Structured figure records
—————

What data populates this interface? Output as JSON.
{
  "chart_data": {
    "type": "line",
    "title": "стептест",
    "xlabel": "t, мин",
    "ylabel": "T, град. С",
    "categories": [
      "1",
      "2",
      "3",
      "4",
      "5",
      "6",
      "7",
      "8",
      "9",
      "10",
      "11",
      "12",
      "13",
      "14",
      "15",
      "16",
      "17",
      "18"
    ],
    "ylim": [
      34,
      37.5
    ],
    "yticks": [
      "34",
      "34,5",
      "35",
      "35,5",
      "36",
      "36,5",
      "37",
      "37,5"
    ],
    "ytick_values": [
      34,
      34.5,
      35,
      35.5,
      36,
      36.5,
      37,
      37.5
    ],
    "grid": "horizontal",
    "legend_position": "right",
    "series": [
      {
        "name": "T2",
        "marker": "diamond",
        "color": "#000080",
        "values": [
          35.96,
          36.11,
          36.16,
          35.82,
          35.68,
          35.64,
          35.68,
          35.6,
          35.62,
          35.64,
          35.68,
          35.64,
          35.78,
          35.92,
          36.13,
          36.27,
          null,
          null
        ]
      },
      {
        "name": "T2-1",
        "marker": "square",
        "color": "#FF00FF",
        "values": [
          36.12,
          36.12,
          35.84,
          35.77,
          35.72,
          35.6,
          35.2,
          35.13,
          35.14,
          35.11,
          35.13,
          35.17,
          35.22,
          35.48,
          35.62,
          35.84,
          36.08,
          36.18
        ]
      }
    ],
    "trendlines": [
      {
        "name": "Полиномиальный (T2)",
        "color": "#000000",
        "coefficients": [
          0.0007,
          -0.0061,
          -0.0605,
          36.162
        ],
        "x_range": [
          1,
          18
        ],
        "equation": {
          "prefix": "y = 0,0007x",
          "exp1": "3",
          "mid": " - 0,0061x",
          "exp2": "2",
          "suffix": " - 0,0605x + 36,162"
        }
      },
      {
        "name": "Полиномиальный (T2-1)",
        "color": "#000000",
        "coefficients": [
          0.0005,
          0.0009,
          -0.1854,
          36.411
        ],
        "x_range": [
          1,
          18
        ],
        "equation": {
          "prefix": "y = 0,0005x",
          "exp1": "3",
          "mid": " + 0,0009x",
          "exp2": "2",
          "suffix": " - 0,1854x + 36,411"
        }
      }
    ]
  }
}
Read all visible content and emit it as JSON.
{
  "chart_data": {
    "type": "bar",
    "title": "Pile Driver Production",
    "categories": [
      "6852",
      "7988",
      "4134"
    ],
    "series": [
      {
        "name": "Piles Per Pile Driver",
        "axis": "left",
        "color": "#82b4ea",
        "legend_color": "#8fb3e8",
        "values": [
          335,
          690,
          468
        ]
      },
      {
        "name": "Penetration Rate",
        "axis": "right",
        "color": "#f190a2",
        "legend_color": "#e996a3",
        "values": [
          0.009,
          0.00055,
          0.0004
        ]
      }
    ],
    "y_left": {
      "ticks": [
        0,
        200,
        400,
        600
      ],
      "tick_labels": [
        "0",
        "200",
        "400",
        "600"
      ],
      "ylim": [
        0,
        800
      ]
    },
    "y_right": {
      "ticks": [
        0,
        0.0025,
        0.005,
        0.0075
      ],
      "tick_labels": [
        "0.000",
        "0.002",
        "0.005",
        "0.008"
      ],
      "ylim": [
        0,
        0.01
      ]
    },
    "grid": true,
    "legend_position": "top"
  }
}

—————

* [The request]: Determine how many lines contain the word "Полиномиальный" and reply with that number alone.

* [In response]: 2